Print every entry word for word, but omit the pictures.

··· Data extract

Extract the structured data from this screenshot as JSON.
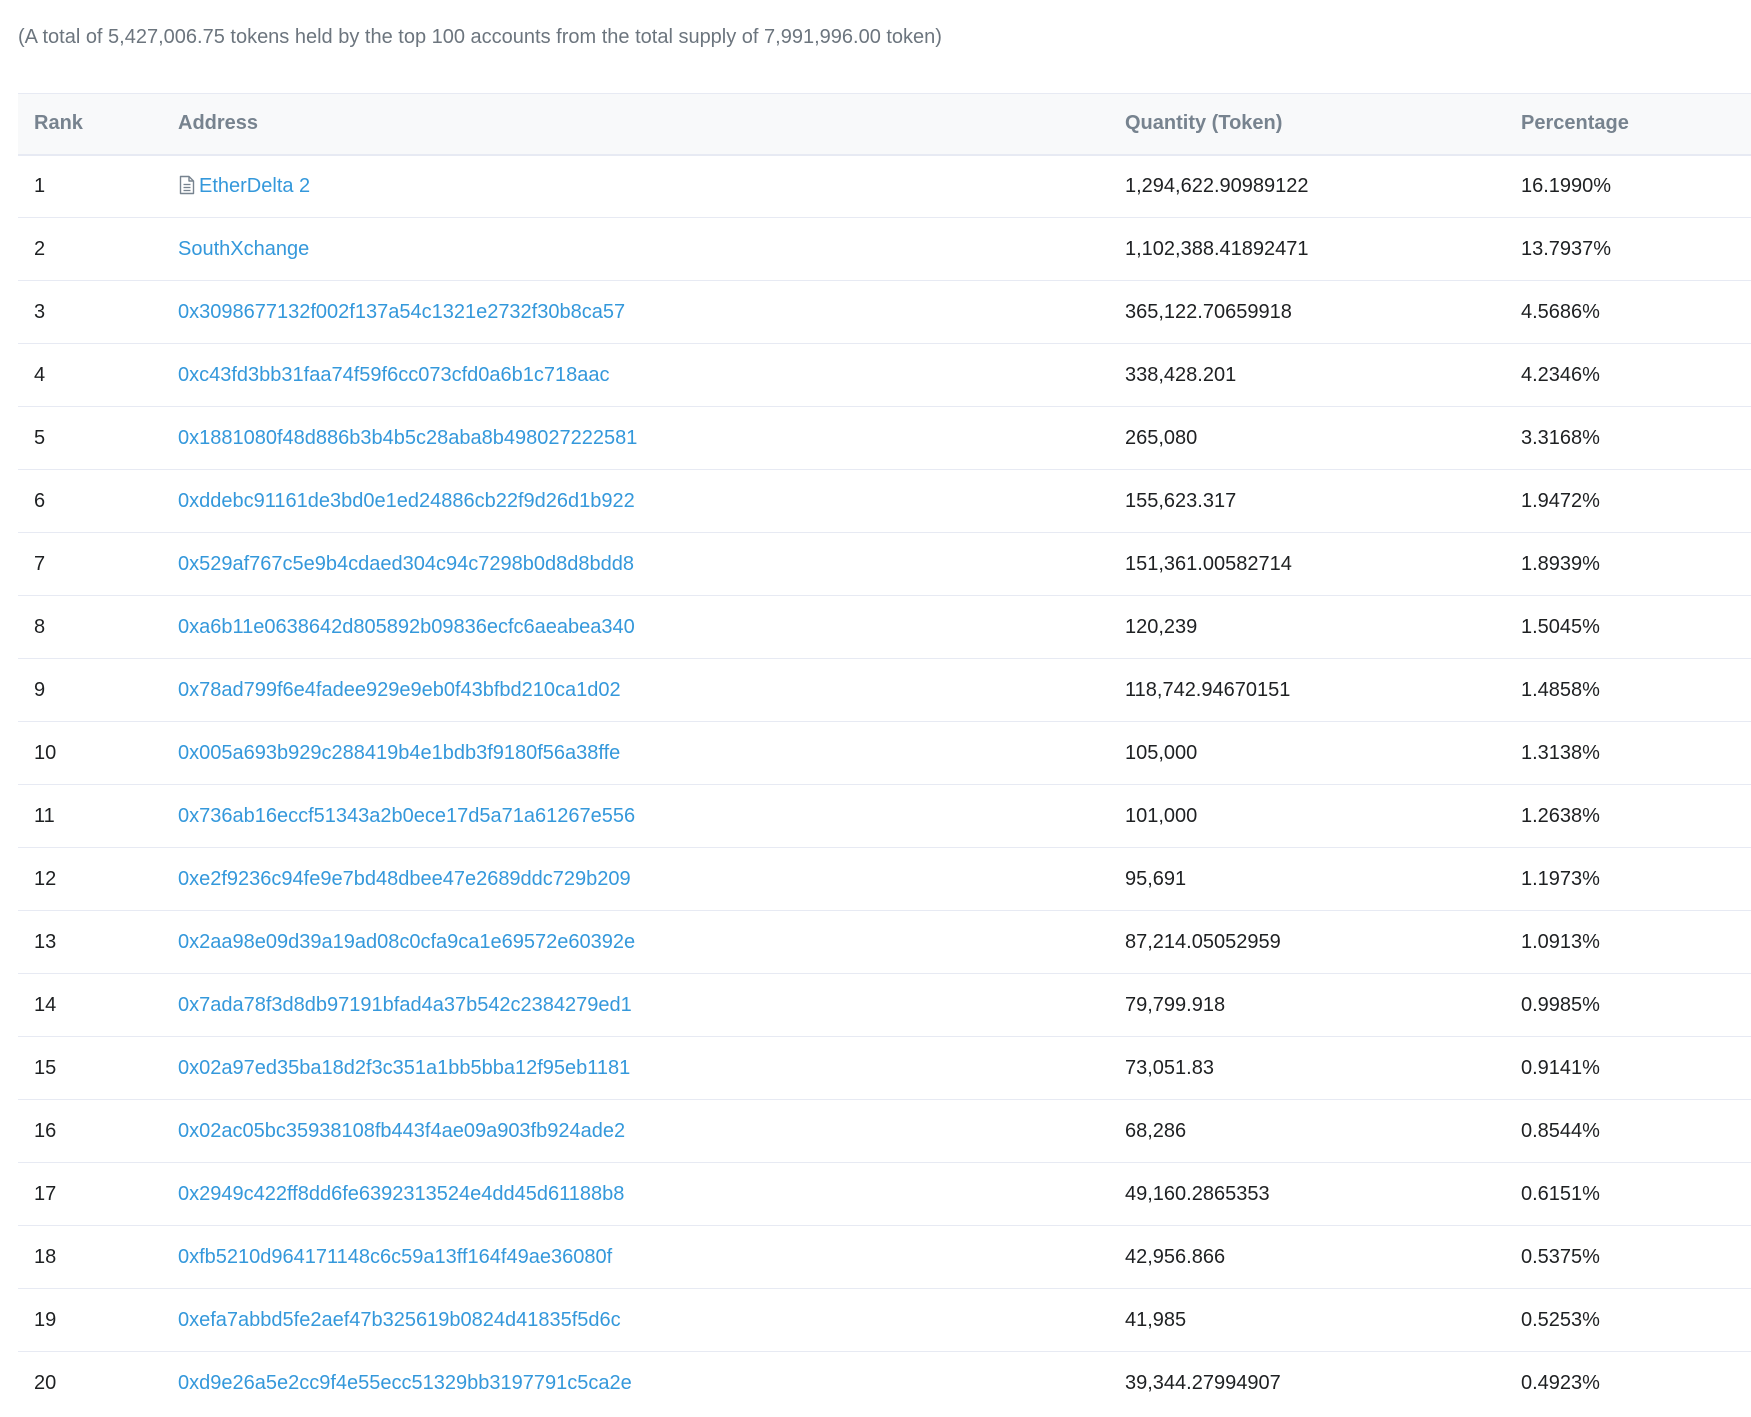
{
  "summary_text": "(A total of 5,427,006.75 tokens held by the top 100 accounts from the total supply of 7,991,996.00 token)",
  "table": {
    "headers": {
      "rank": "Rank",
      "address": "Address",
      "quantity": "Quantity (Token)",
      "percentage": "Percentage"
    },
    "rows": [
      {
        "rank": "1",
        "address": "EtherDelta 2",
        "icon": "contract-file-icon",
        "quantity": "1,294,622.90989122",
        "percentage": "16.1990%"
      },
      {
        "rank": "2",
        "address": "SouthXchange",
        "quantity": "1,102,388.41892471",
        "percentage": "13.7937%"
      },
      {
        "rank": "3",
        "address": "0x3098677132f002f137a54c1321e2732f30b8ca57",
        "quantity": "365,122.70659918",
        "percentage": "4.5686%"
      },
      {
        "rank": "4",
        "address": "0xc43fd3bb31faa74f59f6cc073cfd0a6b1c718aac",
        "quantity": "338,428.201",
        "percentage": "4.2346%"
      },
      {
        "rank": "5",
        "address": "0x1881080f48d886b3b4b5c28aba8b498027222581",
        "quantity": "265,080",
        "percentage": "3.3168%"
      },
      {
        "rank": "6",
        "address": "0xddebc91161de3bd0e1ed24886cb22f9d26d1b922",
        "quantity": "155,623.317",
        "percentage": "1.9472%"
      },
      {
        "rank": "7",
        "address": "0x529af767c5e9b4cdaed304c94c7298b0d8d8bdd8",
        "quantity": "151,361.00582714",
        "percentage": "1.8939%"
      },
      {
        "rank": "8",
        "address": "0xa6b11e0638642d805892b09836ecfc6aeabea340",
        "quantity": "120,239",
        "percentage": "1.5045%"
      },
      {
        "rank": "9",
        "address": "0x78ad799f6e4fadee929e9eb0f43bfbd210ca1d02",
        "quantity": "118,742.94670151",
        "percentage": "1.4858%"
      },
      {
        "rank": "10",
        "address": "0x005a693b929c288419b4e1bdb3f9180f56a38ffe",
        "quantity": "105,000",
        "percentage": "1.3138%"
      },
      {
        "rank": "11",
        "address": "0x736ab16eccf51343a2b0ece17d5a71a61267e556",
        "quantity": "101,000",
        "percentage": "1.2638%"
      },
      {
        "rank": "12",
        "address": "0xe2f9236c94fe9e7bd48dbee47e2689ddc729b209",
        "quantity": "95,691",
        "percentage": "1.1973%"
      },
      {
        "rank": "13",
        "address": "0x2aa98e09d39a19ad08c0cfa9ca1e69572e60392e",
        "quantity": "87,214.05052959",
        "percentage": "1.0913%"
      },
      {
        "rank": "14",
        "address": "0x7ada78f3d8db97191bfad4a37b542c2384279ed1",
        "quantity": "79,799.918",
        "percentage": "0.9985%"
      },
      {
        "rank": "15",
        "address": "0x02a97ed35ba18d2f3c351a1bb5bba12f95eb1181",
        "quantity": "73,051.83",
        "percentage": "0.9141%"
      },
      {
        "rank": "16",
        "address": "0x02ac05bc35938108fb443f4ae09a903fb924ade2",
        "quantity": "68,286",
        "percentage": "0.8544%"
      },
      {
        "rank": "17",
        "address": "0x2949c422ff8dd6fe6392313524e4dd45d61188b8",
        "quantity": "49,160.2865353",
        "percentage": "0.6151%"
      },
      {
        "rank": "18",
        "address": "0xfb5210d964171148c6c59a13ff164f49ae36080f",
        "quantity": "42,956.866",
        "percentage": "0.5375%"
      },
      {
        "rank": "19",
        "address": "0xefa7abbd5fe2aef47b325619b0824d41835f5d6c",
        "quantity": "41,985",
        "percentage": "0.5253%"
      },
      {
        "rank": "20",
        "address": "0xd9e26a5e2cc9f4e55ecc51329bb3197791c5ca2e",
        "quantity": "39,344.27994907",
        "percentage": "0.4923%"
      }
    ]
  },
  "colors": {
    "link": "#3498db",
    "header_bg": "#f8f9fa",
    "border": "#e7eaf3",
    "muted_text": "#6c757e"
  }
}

······

[Expected answer]:
Extract the structured data from this screenshot as JSON.
{
  "summary_text": "(A total of 5,427,006.75 tokens held by the top 100 accounts from the total supply of 7,991,996.00 token)",
  "table": {
    "headers": {
      "rank": "Rank",
      "address": "Address",
      "quantity": "Quantity (Token)",
      "percentage": "Percentage"
    },
    "rows": [
      {
        "rank": "1",
        "address": "EtherDelta 2",
        "icon": "contract-file-icon",
        "quantity": "1,294,622.90989122",
        "percentage": "16.1990%"
      },
      {
        "rank": "2",
        "address": "SouthXchange",
        "quantity": "1,102,388.41892471",
        "percentage": "13.7937%"
      },
      {
        "rank": "3",
        "address": "0x3098677132f002f137a54c1321e2732f30b8ca57",
        "quantity": "365,122.70659918",
        "percentage": "4.5686%"
      },
      {
        "rank": "4",
        "address": "0xc43fd3bb31faa74f59f6cc073cfd0a6b1c718aac",
        "quantity": "338,428.201",
        "percentage": "4.2346%"
      },
      {
        "rank": "5",
        "address": "0x1881080f48d886b3b4b5c28aba8b498027222581",
        "quantity": "265,080",
        "percentage": "3.3168%"
      },
      {
        "rank": "6",
        "address": "0xddebc91161de3bd0e1ed24886cb22f9d26d1b922",
        "quantity": "155,623.317",
        "percentage": "1.9472%"
      },
      {
        "rank": "7",
        "address": "0x529af767c5e9b4cdaed304c94c7298b0d8d8bdd8",
        "quantity": "151,361.00582714",
        "percentage": "1.8939%"
      },
      {
        "rank": "8",
        "address": "0xa6b11e0638642d805892b09836ecfc6aeabea340",
        "quantity": "120,239",
        "percentage": "1.5045%"
      },
      {
        "rank": "9",
        "address": "0x78ad799f6e4fadee929e9eb0f43bfbd210ca1d02",
        "quantity": "118,742.94670151",
        "percentage": "1.4858%"
      },
      {
        "rank": "10",
        "address": "0x005a693b929c288419b4e1bdb3f9180f56a38ffe",
        "quantity": "105,000",
        "percentage": "1.3138%"
      },
      {
        "rank": "11",
        "address": "0x736ab16eccf51343a2b0ece17d5a71a61267e556",
        "quantity": "101,000",
        "percentage": "1.2638%"
      },
      {
        "rank": "12",
        "address": "0xe2f9236c94fe9e7bd48dbee47e2689ddc729b209",
        "quantity": "95,691",
        "percentage": "1.1973%"
      },
      {
        "rank": "13",
        "address": "0x2aa98e09d39a19ad08c0cfa9ca1e69572e60392e",
        "quantity": "87,214.05052959",
        "percentage": "1.0913%"
      },
      {
        "rank": "14",
        "address": "0x7ada78f3d8db97191bfad4a37b542c2384279ed1",
        "quantity": "79,799.918",
        "percentage": "0.9985%"
      },
      {
        "rank": "15",
        "address": "0x02a97ed35ba18d2f3c351a1bb5bba12f95eb1181",
        "quantity": "73,051.83",
        "percentage": "0.9141%"
      },
      {
        "rank": "16",
        "address": "0x02ac05bc35938108fb443f4ae09a903fb924ade2",
        "quantity": "68,286",
        "percentage": "0.8544%"
      },
      {
        "rank": "17",
        "address": "0x2949c422ff8dd6fe6392313524e4dd45d61188b8",
        "quantity": "49,160.2865353",
        "percentage": "0.6151%"
      },
      {
        "rank": "18",
        "address": "0xfb5210d964171148c6c59a13ff164f49ae36080f",
        "quantity": "42,956.866",
        "percentage": "0.5375%"
      },
      {
        "rank": "19",
        "address": "0xefa7abbd5fe2aef47b325619b0824d41835f5d6c",
        "quantity": "41,985",
        "percentage": "0.5253%"
      },
      {
        "rank": "20",
        "address": "0xd9e26a5e2cc9f4e55ecc51329bb3197791c5ca2e",
        "quantity": "39,344.27994907",
        "percentage": "0.4923%"
      }
    ]
  },
  "colors": {
    "link": "#3498db",
    "header_bg": "#f8f9fa",
    "border": "#e7eaf3",
    "muted_text": "#6c757e"
  }
}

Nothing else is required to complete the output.